Records contained in a dataset
>>>>>

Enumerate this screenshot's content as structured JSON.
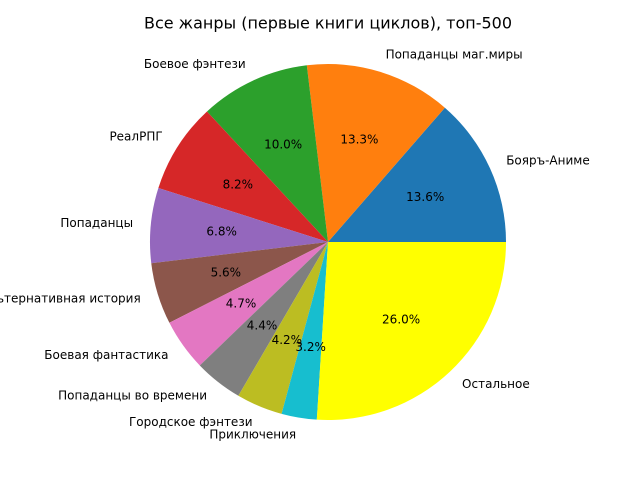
{
  "chart_data": {
    "type": "pie",
    "title": "Все жанры (первые книги циклов), топ-500",
    "categories": [
      "Бояръ-Аниме",
      "Попаданцы маг.миры",
      "Боевое фэнтези",
      "РеалРПГ",
      "Попаданцы",
      "Альтернативная история",
      "Боевая фантастика",
      "Попаданцы во времени",
      "Городское фэнтези",
      "Приключения",
      "Остальное"
    ],
    "values": [
      13.6,
      13.3,
      10.0,
      8.2,
      6.8,
      5.6,
      4.7,
      4.4,
      4.2,
      3.2,
      26.0
    ],
    "value_labels": [
      "13.6%",
      "13.3%",
      "10.0%",
      "8.2%",
      "6.8%",
      "5.6%",
      "4.7%",
      "4.4%",
      "4.2%",
      "3.2%",
      "26.0%"
    ],
    "colors": [
      "#1f77b4",
      "#ff7f0e",
      "#2ca02c",
      "#d62728",
      "#9467bd",
      "#8c564b",
      "#e377c2",
      "#7f7f7f",
      "#bcbd22",
      "#17becf",
      "#ffff00"
    ]
  }
}
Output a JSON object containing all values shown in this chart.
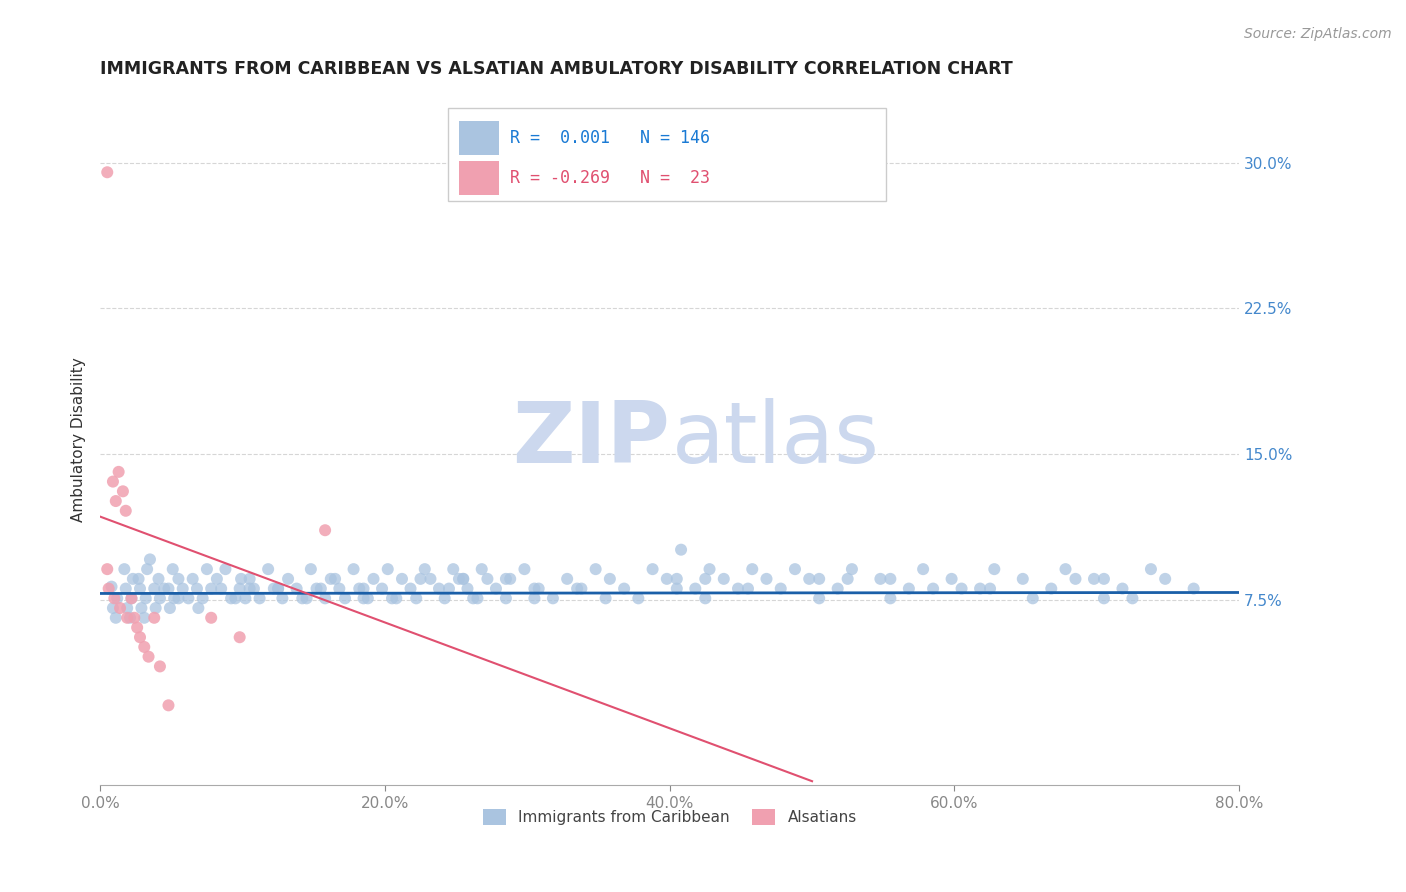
{
  "title": "IMMIGRANTS FROM CARIBBEAN VS ALSATIAN AMBULATORY DISABILITY CORRELATION CHART",
  "source_text": "Source: ZipAtlas.com",
  "ylabel": "Ambulatory Disability",
  "xlim": [
    0.0,
    0.8
  ],
  "ylim": [
    -0.02,
    0.335
  ],
  "yticks": [
    0.075,
    0.15,
    0.225,
    0.3
  ],
  "ytick_labels": [
    "7.5%",
    "15.0%",
    "22.5%",
    "30.0%"
  ],
  "xticks": [
    0.0,
    0.2,
    0.4,
    0.6,
    0.8
  ],
  "xtick_labels": [
    "0.0%",
    "20.0%",
    "40.0%",
    "60.0%",
    "80.0%"
  ],
  "blue_R": 0.001,
  "blue_N": 146,
  "pink_R": -0.269,
  "pink_N": 23,
  "blue_color": "#aac4e0",
  "blue_line_color": "#1a5fa8",
  "pink_color": "#f0a0b0",
  "pink_line_color": "#e05070",
  "legend_R_color": "#1a7ad4",
  "watermark_zip_color": "#ccd8ee",
  "watermark_atlas_color": "#ccd8ee",
  "background_color": "#ffffff",
  "grid_color": "#cccccc",
  "title_color": "#222222",
  "axis_label_color": "#333333",
  "tick_label_color": "#4488cc",
  "blue_scatter_x": [
    0.008,
    0.012,
    0.009,
    0.011,
    0.018,
    0.022,
    0.019,
    0.021,
    0.017,
    0.023,
    0.028,
    0.032,
    0.029,
    0.031,
    0.027,
    0.033,
    0.038,
    0.042,
    0.039,
    0.041,
    0.048,
    0.052,
    0.049,
    0.051,
    0.058,
    0.062,
    0.068,
    0.072,
    0.069,
    0.078,
    0.082,
    0.088,
    0.092,
    0.098,
    0.102,
    0.099,
    0.108,
    0.112,
    0.118,
    0.122,
    0.128,
    0.132,
    0.138,
    0.142,
    0.148,
    0.152,
    0.158,
    0.162,
    0.168,
    0.172,
    0.178,
    0.182,
    0.188,
    0.192,
    0.198,
    0.202,
    0.208,
    0.212,
    0.218,
    0.222,
    0.228,
    0.232,
    0.238,
    0.242,
    0.248,
    0.252,
    0.258,
    0.262,
    0.268,
    0.272,
    0.278,
    0.288,
    0.298,
    0.308,
    0.318,
    0.328,
    0.338,
    0.348,
    0.358,
    0.368,
    0.378,
    0.388,
    0.398,
    0.408,
    0.418,
    0.428,
    0.438,
    0.448,
    0.458,
    0.468,
    0.478,
    0.488,
    0.498,
    0.518,
    0.528,
    0.548,
    0.568,
    0.578,
    0.598,
    0.618,
    0.628,
    0.648,
    0.668,
    0.678,
    0.698,
    0.718,
    0.738,
    0.748,
    0.768,
    0.035,
    0.045,
    0.055,
    0.065,
    0.075,
    0.085,
    0.095,
    0.105,
    0.125,
    0.145,
    0.165,
    0.185,
    0.205,
    0.225,
    0.245,
    0.265,
    0.285,
    0.305,
    0.355,
    0.405,
    0.455,
    0.505,
    0.555,
    0.605,
    0.655,
    0.705,
    0.125,
    0.185,
    0.255,
    0.335,
    0.425,
    0.525,
    0.625,
    0.725,
    0.055,
    0.155,
    0.285,
    0.425,
    0.585,
    0.705,
    0.255,
    0.405,
    0.555,
    0.685,
    0.105,
    0.305,
    0.505
  ],
  "blue_scatter_y": [
    0.082,
    0.076,
    0.071,
    0.066,
    0.081,
    0.076,
    0.071,
    0.066,
    0.091,
    0.086,
    0.081,
    0.076,
    0.071,
    0.066,
    0.086,
    0.091,
    0.081,
    0.076,
    0.071,
    0.086,
    0.081,
    0.076,
    0.071,
    0.091,
    0.081,
    0.076,
    0.081,
    0.076,
    0.071,
    0.081,
    0.086,
    0.091,
    0.076,
    0.081,
    0.076,
    0.086,
    0.081,
    0.076,
    0.091,
    0.081,
    0.076,
    0.086,
    0.081,
    0.076,
    0.091,
    0.081,
    0.076,
    0.086,
    0.081,
    0.076,
    0.091,
    0.081,
    0.076,
    0.086,
    0.081,
    0.091,
    0.076,
    0.086,
    0.081,
    0.076,
    0.091,
    0.086,
    0.081,
    0.076,
    0.091,
    0.086,
    0.081,
    0.076,
    0.091,
    0.086,
    0.081,
    0.086,
    0.091,
    0.081,
    0.076,
    0.086,
    0.081,
    0.091,
    0.086,
    0.081,
    0.076,
    0.091,
    0.086,
    0.101,
    0.081,
    0.091,
    0.086,
    0.081,
    0.091,
    0.086,
    0.081,
    0.091,
    0.086,
    0.081,
    0.091,
    0.086,
    0.081,
    0.091,
    0.086,
    0.081,
    0.091,
    0.086,
    0.081,
    0.091,
    0.086,
    0.081,
    0.091,
    0.086,
    0.081,
    0.096,
    0.081,
    0.076,
    0.086,
    0.091,
    0.081,
    0.076,
    0.086,
    0.081,
    0.076,
    0.086,
    0.081,
    0.076,
    0.086,
    0.081,
    0.076,
    0.086,
    0.081,
    0.076,
    0.086,
    0.081,
    0.076,
    0.086,
    0.081,
    0.076,
    0.086,
    0.081,
    0.076,
    0.086,
    0.081,
    0.076,
    0.086,
    0.081,
    0.076,
    0.086,
    0.081,
    0.076,
    0.086,
    0.081,
    0.076,
    0.086,
    0.081,
    0.076,
    0.086,
    0.081,
    0.076,
    0.086
  ],
  "pink_scatter_x": [
    0.005,
    0.009,
    0.011,
    0.013,
    0.016,
    0.018,
    0.022,
    0.024,
    0.026,
    0.028,
    0.031,
    0.034,
    0.038,
    0.042,
    0.048,
    0.005,
    0.006,
    0.01,
    0.014,
    0.019,
    0.078,
    0.098,
    0.158
  ],
  "pink_scatter_y": [
    0.295,
    0.136,
    0.126,
    0.141,
    0.131,
    0.121,
    0.076,
    0.066,
    0.061,
    0.056,
    0.051,
    0.046,
    0.066,
    0.041,
    0.021,
    0.091,
    0.081,
    0.076,
    0.071,
    0.066,
    0.066,
    0.056,
    0.111
  ],
  "blue_trend_x": [
    0.0,
    0.8
  ],
  "blue_trend_y": [
    0.0785,
    0.079
  ],
  "pink_trend_x": [
    0.0,
    0.5
  ],
  "pink_trend_y": [
    0.118,
    -0.018
  ]
}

<<<<<

_Given problem_: List each line of the records that holds the string "this".

_Exercise response_:
Enumerate this screenshot's content as structured JSON.
Output a JSON object containing all values shown in this chart.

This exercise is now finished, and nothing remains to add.